* WORK REQUIRED: Reproduce the records below exactly as they appear.

* DATA IN THIS EXERCISE:
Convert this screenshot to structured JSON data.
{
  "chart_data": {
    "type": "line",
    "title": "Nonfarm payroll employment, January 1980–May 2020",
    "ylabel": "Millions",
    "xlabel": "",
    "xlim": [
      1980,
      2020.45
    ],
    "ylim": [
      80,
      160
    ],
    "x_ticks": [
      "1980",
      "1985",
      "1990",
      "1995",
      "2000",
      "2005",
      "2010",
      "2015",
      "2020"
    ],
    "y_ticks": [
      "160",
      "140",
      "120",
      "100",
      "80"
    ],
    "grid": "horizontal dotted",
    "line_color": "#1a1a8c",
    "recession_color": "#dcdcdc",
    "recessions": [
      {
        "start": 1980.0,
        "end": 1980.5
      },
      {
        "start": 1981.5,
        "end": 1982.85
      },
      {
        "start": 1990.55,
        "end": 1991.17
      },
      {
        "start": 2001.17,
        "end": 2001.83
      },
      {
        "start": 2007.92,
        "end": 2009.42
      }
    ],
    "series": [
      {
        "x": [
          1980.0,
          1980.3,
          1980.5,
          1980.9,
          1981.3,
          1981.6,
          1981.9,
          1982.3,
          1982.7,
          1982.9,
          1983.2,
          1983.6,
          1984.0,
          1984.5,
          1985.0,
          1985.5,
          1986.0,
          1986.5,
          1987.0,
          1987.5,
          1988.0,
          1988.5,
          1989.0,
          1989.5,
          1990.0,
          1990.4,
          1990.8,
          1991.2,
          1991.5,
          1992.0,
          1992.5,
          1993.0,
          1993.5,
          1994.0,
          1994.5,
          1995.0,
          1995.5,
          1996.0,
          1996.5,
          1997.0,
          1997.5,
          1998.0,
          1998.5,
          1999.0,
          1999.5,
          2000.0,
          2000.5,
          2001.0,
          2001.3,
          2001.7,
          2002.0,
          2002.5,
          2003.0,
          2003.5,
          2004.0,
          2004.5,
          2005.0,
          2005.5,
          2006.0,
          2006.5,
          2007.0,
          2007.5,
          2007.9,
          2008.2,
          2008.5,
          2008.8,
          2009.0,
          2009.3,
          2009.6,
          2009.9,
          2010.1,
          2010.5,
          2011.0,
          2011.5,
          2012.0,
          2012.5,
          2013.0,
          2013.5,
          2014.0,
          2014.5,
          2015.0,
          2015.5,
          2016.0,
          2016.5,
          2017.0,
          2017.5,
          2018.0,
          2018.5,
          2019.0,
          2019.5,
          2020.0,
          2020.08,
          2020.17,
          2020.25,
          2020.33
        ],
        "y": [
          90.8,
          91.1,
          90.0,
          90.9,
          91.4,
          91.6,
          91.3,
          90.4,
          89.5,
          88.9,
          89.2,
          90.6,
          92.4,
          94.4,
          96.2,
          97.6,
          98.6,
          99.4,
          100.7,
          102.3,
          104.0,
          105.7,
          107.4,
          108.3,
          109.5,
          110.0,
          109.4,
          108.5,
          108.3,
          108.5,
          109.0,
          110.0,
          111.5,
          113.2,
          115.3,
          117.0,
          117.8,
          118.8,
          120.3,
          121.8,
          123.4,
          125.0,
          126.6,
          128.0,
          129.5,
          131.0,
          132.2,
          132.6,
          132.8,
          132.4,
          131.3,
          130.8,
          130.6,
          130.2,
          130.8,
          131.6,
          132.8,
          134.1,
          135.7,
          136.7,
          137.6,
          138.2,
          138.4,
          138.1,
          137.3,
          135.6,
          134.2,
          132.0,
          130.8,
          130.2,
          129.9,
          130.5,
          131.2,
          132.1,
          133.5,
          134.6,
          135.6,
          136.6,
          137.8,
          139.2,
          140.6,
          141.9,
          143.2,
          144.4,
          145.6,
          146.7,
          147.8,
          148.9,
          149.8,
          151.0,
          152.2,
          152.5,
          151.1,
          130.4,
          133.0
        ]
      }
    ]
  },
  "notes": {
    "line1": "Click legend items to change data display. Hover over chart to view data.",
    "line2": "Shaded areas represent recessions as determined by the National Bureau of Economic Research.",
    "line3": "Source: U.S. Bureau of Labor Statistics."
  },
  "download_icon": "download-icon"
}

* ANSWER TO THE TASK:
Convert this screenshot to structured JSON data.
{
  "chart_data": {
    "type": "line",
    "title": "Nonfarm payroll employment, January 1980–May 2020",
    "ylabel": "Millions",
    "xlabel": "",
    "xlim": [
      1980,
      2020.45
    ],
    "ylim": [
      80,
      160
    ],
    "x_ticks": [
      "1980",
      "1985",
      "1990",
      "1995",
      "2000",
      "2005",
      "2010",
      "2015",
      "2020"
    ],
    "y_ticks": [
      "160",
      "140",
      "120",
      "100",
      "80"
    ],
    "grid": "horizontal dotted",
    "line_color": "#1a1a8c",
    "recession_color": "#dcdcdc",
    "recessions": [
      {
        "start": 1980.0,
        "end": 1980.5
      },
      {
        "start": 1981.5,
        "end": 1982.85
      },
      {
        "start": 1990.55,
        "end": 1991.17
      },
      {
        "start": 2001.17,
        "end": 2001.83
      },
      {
        "start": 2007.92,
        "end": 2009.42
      }
    ],
    "series": [
      {
        "x": [
          1980.0,
          1980.3,
          1980.5,
          1980.9,
          1981.3,
          1981.6,
          1981.9,
          1982.3,
          1982.7,
          1982.9,
          1983.2,
          1983.6,
          1984.0,
          1984.5,
          1985.0,
          1985.5,
          1986.0,
          1986.5,
          1987.0,
          1987.5,
          1988.0,
          1988.5,
          1989.0,
          1989.5,
          1990.0,
          1990.4,
          1990.8,
          1991.2,
          1991.5,
          1992.0,
          1992.5,
          1993.0,
          1993.5,
          1994.0,
          1994.5,
          1995.0,
          1995.5,
          1996.0,
          1996.5,
          1997.0,
          1997.5,
          1998.0,
          1998.5,
          1999.0,
          1999.5,
          2000.0,
          2000.5,
          2001.0,
          2001.3,
          2001.7,
          2002.0,
          2002.5,
          2003.0,
          2003.5,
          2004.0,
          2004.5,
          2005.0,
          2005.5,
          2006.0,
          2006.5,
          2007.0,
          2007.5,
          2007.9,
          2008.2,
          2008.5,
          2008.8,
          2009.0,
          2009.3,
          2009.6,
          2009.9,
          2010.1,
          2010.5,
          2011.0,
          2011.5,
          2012.0,
          2012.5,
          2013.0,
          2013.5,
          2014.0,
          2014.5,
          2015.0,
          2015.5,
          2016.0,
          2016.5,
          2017.0,
          2017.5,
          2018.0,
          2018.5,
          2019.0,
          2019.5,
          2020.0,
          2020.08,
          2020.17,
          2020.25,
          2020.33
        ],
        "y": [
          90.8,
          91.1,
          90.0,
          90.9,
          91.4,
          91.6,
          91.3,
          90.4,
          89.5,
          88.9,
          89.2,
          90.6,
          92.4,
          94.4,
          96.2,
          97.6,
          98.6,
          99.4,
          100.7,
          102.3,
          104.0,
          105.7,
          107.4,
          108.3,
          109.5,
          110.0,
          109.4,
          108.5,
          108.3,
          108.5,
          109.0,
          110.0,
          111.5,
          113.2,
          115.3,
          117.0,
          117.8,
          118.8,
          120.3,
          121.8,
          123.4,
          125.0,
          126.6,
          128.0,
          129.5,
          131.0,
          132.2,
          132.6,
          132.8,
          132.4,
          131.3,
          130.8,
          130.6,
          130.2,
          130.8,
          131.6,
          132.8,
          134.1,
          135.7,
          136.7,
          137.6,
          138.2,
          138.4,
          138.1,
          137.3,
          135.6,
          134.2,
          132.0,
          130.8,
          130.2,
          129.9,
          130.5,
          131.2,
          132.1,
          133.5,
          134.6,
          135.6,
          136.6,
          137.8,
          139.2,
          140.6,
          141.9,
          143.2,
          144.4,
          145.6,
          146.7,
          147.8,
          148.9,
          149.8,
          151.0,
          152.2,
          152.5,
          151.1,
          130.4,
          133.0
        ]
      }
    ]
  },
  "notes": {
    "line1": "Click legend items to change data display. Hover over chart to view data.",
    "line2": "Shaded areas represent recessions as determined by the National Bureau of Economic Research.",
    "line3": "Source: U.S. Bureau of Labor Statistics."
  },
  "download_icon": "download-icon"
}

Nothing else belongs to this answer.